** start Material **

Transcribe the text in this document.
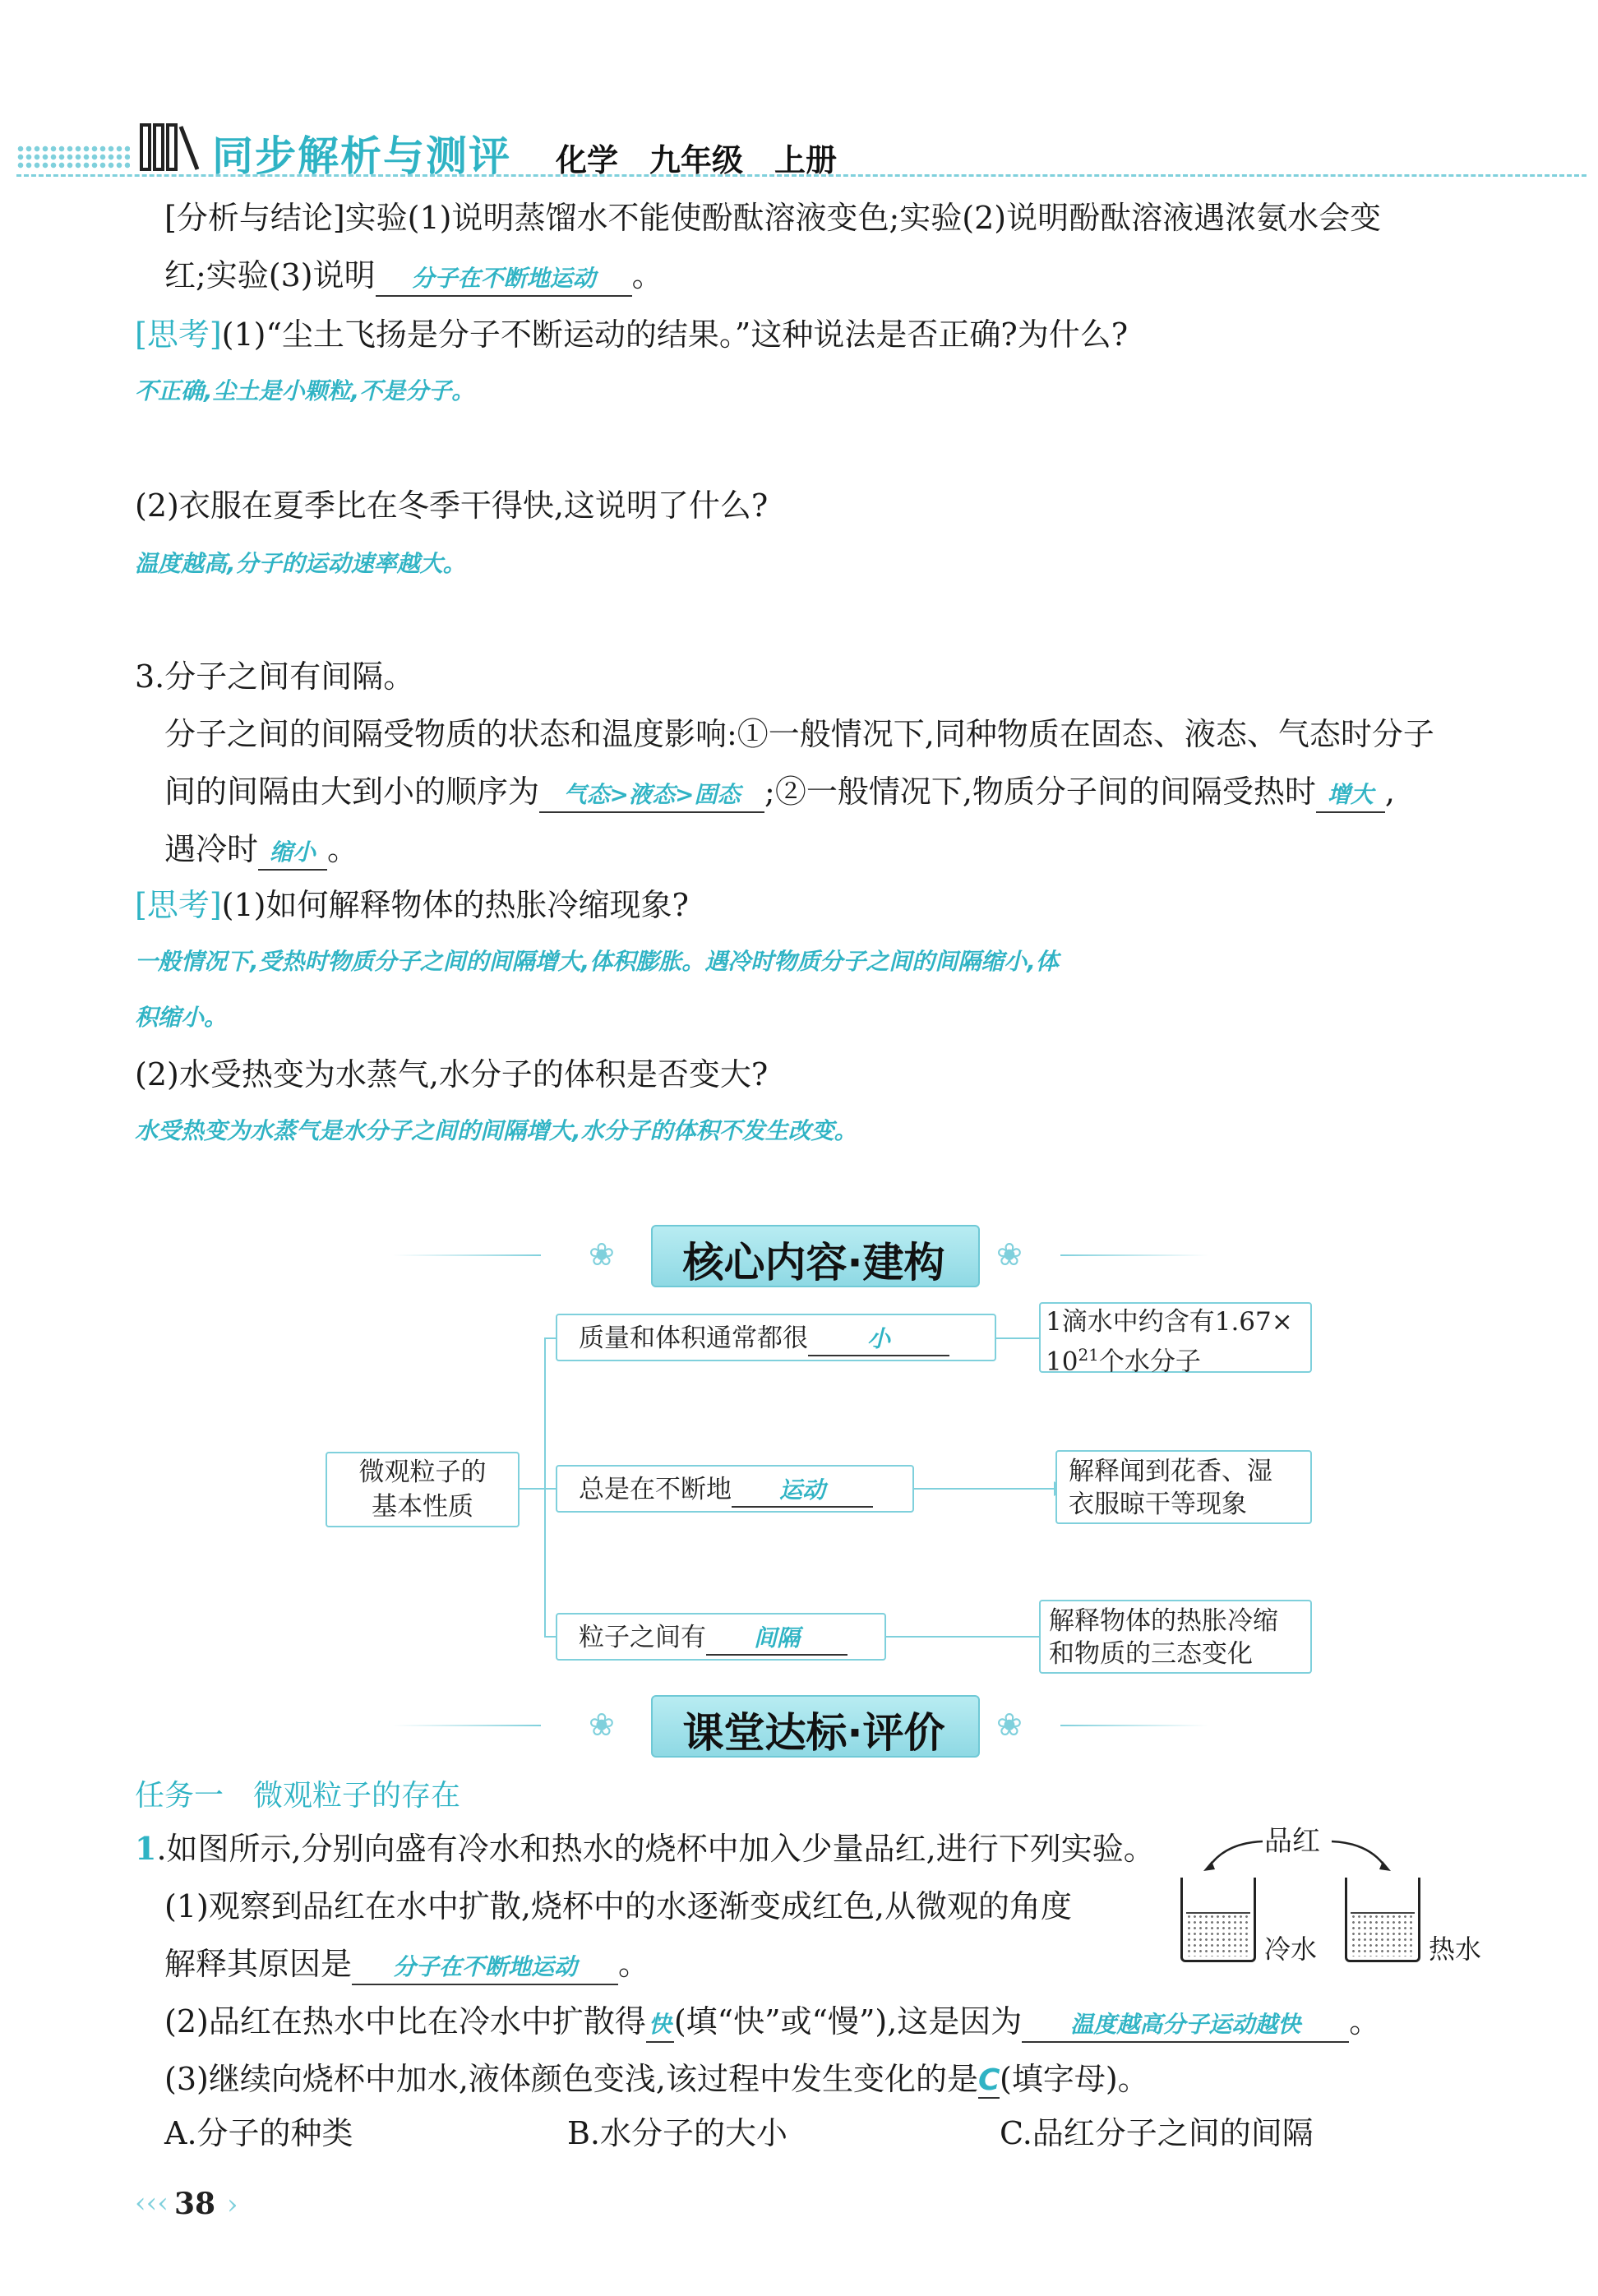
同步解析与测评 化学　九年级　上册
[分析与结论]实验(1)说明蒸馏水不能使酚酞溶液变色;实验(2)说明酚酞溶液遇浓氨水会变
红;实验(3)说明 分子在不断地运动 。
[思考](1)“尘土飞扬是分子不断运动的结果。”这种说法是否正确?为什么?
不正确,尘土是小颗粒,不是分子。
(2)衣服在夏季比在冬季干得快,这说明了什么?
温度越高,分子的运动速率越大。
3.分子之间有间隔。
分子之间的间隔受物质的状态和温度影响:①一般情况下,同种物质在固态、液态、气态时分子
间的间隔由大到小的顺序为 气态>液态>固态 ;②一般情况下,物质分子间的间隔受热时 增大 ,
遇冷时 缩小 。
[思考](1)如何解释物体的热胀冷缩现象?
一般情况下,受热时物质分子之间的间隔增大,体积膨胀。遇冷时物质分子之间的间隔缩小,体
积缩小。
(2)水受热变为水蒸气,水分子的体积是否变大?
水受热变为水蒸气是水分子之间的间隔增大,水分子的体积不发生改变。
核心内容·建构
❀	❀
微观粒子的
基本性质
质量和体积通常都很	小
总是在不断地 运动
粒子之间有 间隔
1滴水中约含有1.67×
$10^{21}$个水分子
解释闻到花香、湿
衣服晾干等现象
解释物体的热胀冷缩
和物质的三态变化
课堂达标·评价
❀	❀
任务一　微观粒子的存在
1.如图所示,分别向盛有冷水和热水的烧杯中加入少量品红,进行下列实验。
(1)观察到品红在水中扩散,烧杯中的水逐渐变成红色,从微观的角度
解释其原因是 分子在不断地运动 。
(2)品红在热水中比在冷水中扩散得 快(填“快”或“慢”),这是因为 温度越高分子运动越快 。
(3)继续向烧杯中加水,液体颜色变浅,该过程中发生变化的是C(填字母)。
A.分子的种类	B.水分子的大小	C.品红分子之间的间隔
品红
冷水	热水
‹‹‹ 38 ›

** end Material **

**Written task**. Do not copy the pictures, but repeat every line exactly.

**Correct result**.
Transcribe the text in this document.
同步解析与测评 化学　九年级　上册
[分析与结论]实验(1)说明蒸馏水不能使酚酞溶液变色;实验(2)说明酚酞溶液遇浓氨水会变
红;实验(3)说明 分子在不断地运动 。
[思考](1)“尘土飞扬是分子不断运动的结果。”这种说法是否正确?为什么?
不正确,尘土是小颗粒,不是分子。
(2)衣服在夏季比在冬季干得快,这说明了什么?
温度越高,分子的运动速率越大。
3.分子之间有间隔。
分子之间的间隔受物质的状态和温度影响:①一般情况下,同种物质在固态、液态、气态时分子
间的间隔由大到小的顺序为 气态>液态>固态 ;②一般情况下,物质分子间的间隔受热时 增大 ,
遇冷时 缩小 。
[思考](1)如何解释物体的热胀冷缩现象?
一般情况下,受热时物质分子之间的间隔增大,体积膨胀。遇冷时物质分子之间的间隔缩小,体
积缩小。
(2)水受热变为水蒸气,水分子的体积是否变大?
水受热变为水蒸气是水分子之间的间隔增大,水分子的体积不发生改变。
核心内容·建构
❀	❀
微观粒子的
基本性质
质量和体积通常都很	小
总是在不断地 运动
粒子之间有 间隔
1滴水中约含有1.67×
$10^{21}$个水分子
解释闻到花香、湿
衣服晾干等现象
解释物体的热胀冷缩
和物质的三态变化
课堂达标·评价
❀	❀
任务一　微观粒子的存在
1.如图所示,分别向盛有冷水和热水的烧杯中加入少量品红,进行下列实验。
(1)观察到品红在水中扩散,烧杯中的水逐渐变成红色,从微观的角度
解释其原因是 分子在不断地运动 。
(2)品红在热水中比在冷水中扩散得 快(填“快”或“慢”),这是因为 温度越高分子运动越快 。
(3)继续向烧杯中加水,液体颜色变浅,该过程中发生变化的是C(填字母)。
A.分子的种类	B.水分子的大小	C.品红分子之间的间隔
品红
冷水	热水
‹‹‹ 38 ›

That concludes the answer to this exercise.